PROBLEM: Put every line of the items below into a numbered list, leaving out blank lines and the pictures.

DATA EXTRACT:

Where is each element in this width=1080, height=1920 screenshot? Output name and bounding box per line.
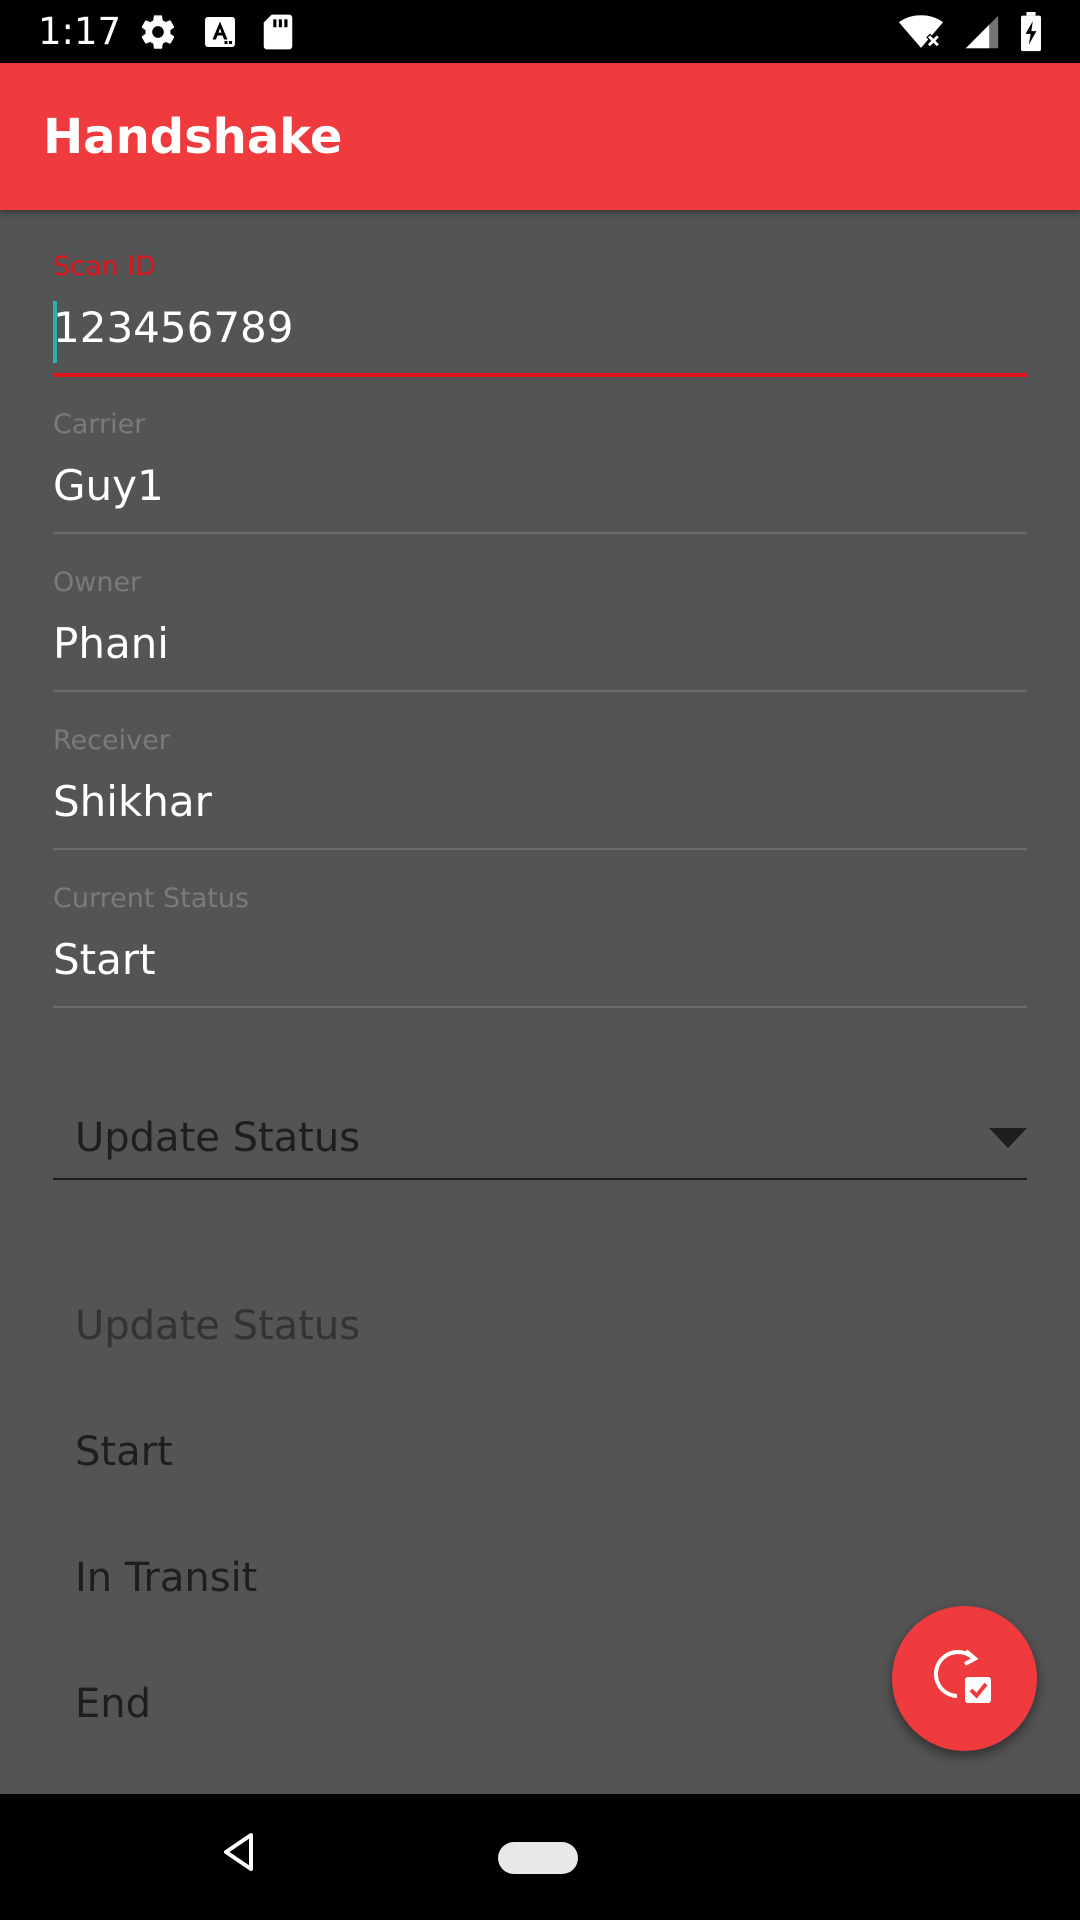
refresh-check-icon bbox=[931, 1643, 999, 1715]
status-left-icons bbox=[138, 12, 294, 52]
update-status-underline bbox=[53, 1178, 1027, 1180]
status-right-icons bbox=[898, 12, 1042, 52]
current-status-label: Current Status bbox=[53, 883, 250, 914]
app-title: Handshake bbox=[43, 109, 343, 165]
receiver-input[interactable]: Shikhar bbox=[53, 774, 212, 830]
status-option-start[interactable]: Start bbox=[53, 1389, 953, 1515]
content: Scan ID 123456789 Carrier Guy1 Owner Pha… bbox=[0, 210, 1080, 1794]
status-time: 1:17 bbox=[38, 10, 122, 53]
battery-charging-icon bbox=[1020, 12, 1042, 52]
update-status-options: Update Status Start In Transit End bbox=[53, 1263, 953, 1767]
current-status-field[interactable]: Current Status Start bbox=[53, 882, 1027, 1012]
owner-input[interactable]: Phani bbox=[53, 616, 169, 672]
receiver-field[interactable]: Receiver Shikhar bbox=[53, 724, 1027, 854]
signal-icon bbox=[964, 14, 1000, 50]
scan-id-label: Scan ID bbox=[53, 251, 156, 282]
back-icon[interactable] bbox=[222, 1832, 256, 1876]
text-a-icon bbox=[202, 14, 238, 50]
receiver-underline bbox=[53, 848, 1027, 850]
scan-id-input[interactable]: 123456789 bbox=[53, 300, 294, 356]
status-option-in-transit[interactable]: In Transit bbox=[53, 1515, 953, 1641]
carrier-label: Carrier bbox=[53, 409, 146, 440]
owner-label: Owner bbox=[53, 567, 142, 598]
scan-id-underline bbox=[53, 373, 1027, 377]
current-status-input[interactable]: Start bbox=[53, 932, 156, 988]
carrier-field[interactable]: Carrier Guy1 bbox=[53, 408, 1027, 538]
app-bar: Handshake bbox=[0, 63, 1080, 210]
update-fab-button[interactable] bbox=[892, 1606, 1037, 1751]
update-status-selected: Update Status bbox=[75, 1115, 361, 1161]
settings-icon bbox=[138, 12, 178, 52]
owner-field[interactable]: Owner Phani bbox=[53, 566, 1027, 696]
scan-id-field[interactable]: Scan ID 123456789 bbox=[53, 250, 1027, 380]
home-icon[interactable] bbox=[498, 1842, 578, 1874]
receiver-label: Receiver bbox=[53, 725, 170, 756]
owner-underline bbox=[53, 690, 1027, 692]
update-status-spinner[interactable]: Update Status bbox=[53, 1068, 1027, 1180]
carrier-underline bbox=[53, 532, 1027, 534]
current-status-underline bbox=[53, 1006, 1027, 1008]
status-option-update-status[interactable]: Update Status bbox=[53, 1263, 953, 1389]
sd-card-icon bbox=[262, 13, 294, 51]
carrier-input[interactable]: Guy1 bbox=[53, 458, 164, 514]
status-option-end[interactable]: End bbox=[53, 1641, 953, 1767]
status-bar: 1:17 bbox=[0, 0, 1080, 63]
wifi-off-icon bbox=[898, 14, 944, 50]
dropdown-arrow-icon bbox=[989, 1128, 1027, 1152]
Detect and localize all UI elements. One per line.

FULL SOLUTION:
1. Where is each element in this width=1080, height=1920 screenshot? Output name and bounding box per line.
2. refresh-check-icon bbox=[931, 1643, 999, 1715]
3. status-left-icons bbox=[138, 12, 294, 52]
4. update-status-underline bbox=[53, 1178, 1027, 1180]
5. status-right-icons bbox=[898, 12, 1042, 52]
6. current-status-label: Current Status bbox=[53, 883, 250, 914]
7. app-title: Handshake bbox=[43, 109, 343, 165]
8. receiver-input[interactable]: Shikhar bbox=[53, 774, 212, 830]
9. status-option-start[interactable]: Start bbox=[53, 1389, 953, 1515]
10. content: Scan ID 123456789 Carrier Guy1 Owner Pha… bbox=[0, 210, 1080, 1794]
11. status-time: 1:17 bbox=[38, 10, 122, 53]
12. battery-charging-icon bbox=[1020, 12, 1042, 52]
13. update-status-options: Update Status Start In Transit End bbox=[53, 1263, 953, 1767]
14. current-status-field[interactable]: Current Status Start bbox=[53, 882, 1027, 1012]
15. owner-input[interactable]: Phani bbox=[53, 616, 169, 672]
16. receiver-field[interactable]: Receiver Shikhar bbox=[53, 724, 1027, 854]
17. signal-icon bbox=[964, 14, 1000, 50]
18. scan-id-label: Scan ID bbox=[53, 251, 156, 282]
19. back-icon[interactable] bbox=[222, 1832, 256, 1876]
20. text-a-icon bbox=[202, 14, 238, 50]
21. receiver-underline bbox=[53, 848, 1027, 850]
22. scan-id-input[interactable]: 123456789 bbox=[53, 300, 294, 356]
23. status-option-in-transit[interactable]: In Transit bbox=[53, 1515, 953, 1641]
24. carrier-label: Carrier bbox=[53, 409, 146, 440]
25. owner-label: Owner bbox=[53, 567, 142, 598]
26. scan-id-underline bbox=[53, 373, 1027, 377]
27. current-status-input[interactable]: Start bbox=[53, 932, 156, 988]
28. carrier-field[interactable]: Carrier Guy1 bbox=[53, 408, 1027, 538]
29. app-bar: Handshake bbox=[0, 63, 1080, 210]
30. update-fab-button[interactable] bbox=[892, 1606, 1037, 1751]
31. update-status-selected: Update Status bbox=[75, 1115, 361, 1161]
32. settings-icon bbox=[138, 12, 178, 52]
33. owner-field[interactable]: Owner Phani bbox=[53, 566, 1027, 696]
34. scan-id-field[interactable]: Scan ID 123456789 bbox=[53, 250, 1027, 380]
35. home-icon[interactable] bbox=[498, 1842, 578, 1874]
36. receiver-label: Receiver bbox=[53, 725, 170, 756]
37. owner-underline bbox=[53, 690, 1027, 692]
38. update-status-spinner[interactable]: Update Status bbox=[53, 1068, 1027, 1180]
39. carrier-underline bbox=[53, 532, 1027, 534]
40. current-status-underline bbox=[53, 1006, 1027, 1008]
41. status-option-update-status[interactable]: Update Status bbox=[53, 1263, 953, 1389]
42. sd-card-icon bbox=[262, 13, 294, 51]
43. carrier-input[interactable]: Guy1 bbox=[53, 458, 164, 514]
44. status-option-end[interactable]: End bbox=[53, 1641, 953, 1767]
45. status-bar: 1:17 bbox=[0, 0, 1080, 63]
46. wifi-off-icon bbox=[898, 14, 944, 50]
47. dropdown-arrow-icon bbox=[989, 1128, 1027, 1152]
48. Detect and localize all UI elements. One per line.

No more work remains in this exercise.